• **WHAT YOU ARE ASKED TO DO**
Format the material below as a Markdown table with the columns Row and Entry, putting each line's number under Row and its text under Entry. Leave out any blank lines.

--- GIVEN ENTRIES ---

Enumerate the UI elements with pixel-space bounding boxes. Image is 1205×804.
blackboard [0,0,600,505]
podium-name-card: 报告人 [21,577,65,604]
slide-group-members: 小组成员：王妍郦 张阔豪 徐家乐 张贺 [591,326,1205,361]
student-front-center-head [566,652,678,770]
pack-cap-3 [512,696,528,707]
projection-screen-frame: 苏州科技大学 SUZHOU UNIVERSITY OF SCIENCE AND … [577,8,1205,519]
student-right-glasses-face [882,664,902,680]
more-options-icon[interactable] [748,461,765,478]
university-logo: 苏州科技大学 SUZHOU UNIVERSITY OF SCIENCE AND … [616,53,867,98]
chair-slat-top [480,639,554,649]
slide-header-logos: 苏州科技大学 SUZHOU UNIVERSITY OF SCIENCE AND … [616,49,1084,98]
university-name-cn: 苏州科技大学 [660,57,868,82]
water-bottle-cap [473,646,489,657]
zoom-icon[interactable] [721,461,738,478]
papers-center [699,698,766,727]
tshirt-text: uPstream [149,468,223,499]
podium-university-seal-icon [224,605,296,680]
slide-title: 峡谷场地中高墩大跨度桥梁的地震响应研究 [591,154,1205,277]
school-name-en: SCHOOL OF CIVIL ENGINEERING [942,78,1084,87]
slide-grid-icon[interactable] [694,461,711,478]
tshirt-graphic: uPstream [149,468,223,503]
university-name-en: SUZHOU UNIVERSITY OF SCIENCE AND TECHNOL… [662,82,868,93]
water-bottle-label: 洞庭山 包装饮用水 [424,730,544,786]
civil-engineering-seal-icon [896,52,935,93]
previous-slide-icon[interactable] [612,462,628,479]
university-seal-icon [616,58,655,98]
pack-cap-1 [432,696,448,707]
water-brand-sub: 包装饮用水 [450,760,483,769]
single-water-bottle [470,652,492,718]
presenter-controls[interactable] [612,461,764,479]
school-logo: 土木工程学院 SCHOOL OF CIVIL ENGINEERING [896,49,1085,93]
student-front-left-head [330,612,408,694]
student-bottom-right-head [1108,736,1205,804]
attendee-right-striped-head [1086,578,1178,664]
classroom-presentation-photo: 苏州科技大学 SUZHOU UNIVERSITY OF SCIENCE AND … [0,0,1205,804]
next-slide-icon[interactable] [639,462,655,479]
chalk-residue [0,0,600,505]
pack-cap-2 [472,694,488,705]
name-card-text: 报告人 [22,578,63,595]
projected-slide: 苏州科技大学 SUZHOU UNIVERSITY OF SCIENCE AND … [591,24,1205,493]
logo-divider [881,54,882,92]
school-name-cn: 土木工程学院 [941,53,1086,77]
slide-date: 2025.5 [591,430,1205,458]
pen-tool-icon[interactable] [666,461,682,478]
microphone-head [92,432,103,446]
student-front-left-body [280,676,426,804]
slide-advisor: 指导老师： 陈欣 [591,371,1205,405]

---

• **FULL RESPONSE**
| Row | Entry |
|---|---|
| 1 | Enumerate the UI elements with pixel-space bounding boxes. Image is 1205×804. |
| 2 | blackboard [0,0,600,505] |
| 3 | podium-name-card: 报告人 [21,577,65,604] |
| 4 | slide-group-members: 小组成员：王妍郦 张阔豪 徐家乐 张贺 [591,326,1205,361] |
| 5 | student-front-center-head [566,652,678,770] |
| 6 | pack-cap-3 [512,696,528,707] |
| 7 | projection-screen-frame: 苏州科技大学 SUZHOU UNIVERSITY OF SCIENCE AND … [577,8,1205,519] |
| 8 | student-right-glasses-face [882,664,902,680] |
| 9 | more-options-icon[interactable] [748,461,765,478] |
| 10 | university-logo: 苏州科技大学 SUZHOU UNIVERSITY OF SCIENCE AND … [616,53,867,98] |
| 11 | chair-slat-top [480,639,554,649] |
| 12 | slide-header-logos: 苏州科技大学 SUZHOU UNIVERSITY OF SCIENCE AND … [616,49,1084,98] |
| 13 | university-name-cn: 苏州科技大学 [660,57,868,82] |
| 14 | water-bottle-cap [473,646,489,657] |
| 15 | zoom-icon[interactable] [721,461,738,478] |
| 16 | papers-center [699,698,766,727] |
| 17 | tshirt-text: uPstream [149,468,223,499] |
| 18 | podium-university-seal-icon [224,605,296,680] |
| 19 | slide-title: 峡谷场地中高墩大跨度桥梁的地震响应研究 [591,154,1205,277] |
| 20 | school-name-en: SCHOOL OF CIVIL ENGINEERING [942,78,1084,87] |
| 21 | slide-grid-icon[interactable] [694,461,711,478] |
| 22 | tshirt-graphic: uPstream [149,468,223,503] |
| 23 | university-name-en: SUZHOU UNIVERSITY OF SCIENCE AND TECHNOL… [662,82,868,93] |
| 24 | water-bottle-label: 洞庭山 包装饮用水 [424,730,544,786] |
| 25 | civil-engineering-seal-icon [896,52,935,93] |
| 26 | previous-slide-icon[interactable] [612,462,628,479] |
| 27 | university-seal-icon [616,58,655,98] |
| 28 | pack-cap-1 [432,696,448,707] |
| 29 | water-brand-sub: 包装饮用水 [450,760,483,769] |
| 30 | single-water-bottle [470,652,492,718] |
| 31 | presenter-controls[interactable] [612,461,764,479] |
| 32 | school-logo: 土木工程学院 SCHOOL OF CIVIL ENGINEERING [896,49,1085,93] |
| 33 | student-front-left-head [330,612,408,694] |
| 34 | student-bottom-right-head [1108,736,1205,804] |
| 35 | attendee-right-striped-head [1086,578,1178,664] |
| 36 | classroom-presentation-photo: 苏州科技大学 SUZHOU UNIVERSITY OF SCIENCE AND … [0,0,1205,804] |
| 37 | next-slide-icon[interactable] [639,462,655,479] |
| 38 | chalk-residue [0,0,600,505] |
| 39 | pack-cap-2 [472,694,488,705] |
| 40 | name-card-text: 报告人 [22,578,63,595] |
| 41 | projected-slide: 苏州科技大学 SUZHOU UNIVERSITY OF SCIENCE AND … [591,24,1205,493] |
| 42 | logo-divider [881,54,882,92] |
| 43 | school-name-cn: 土木工程学院 [941,53,1086,77] |
| 44 | slide-date: 2025.5 [591,430,1205,458] |
| 45 | pen-tool-icon[interactable] [666,461,682,478] |
| 46 | microphone-head [92,432,103,446] |
| 47 | student-front-left-body [280,676,426,804] |
| 48 | slide-advisor: 指导老师： 陈欣 [591,371,1205,405] |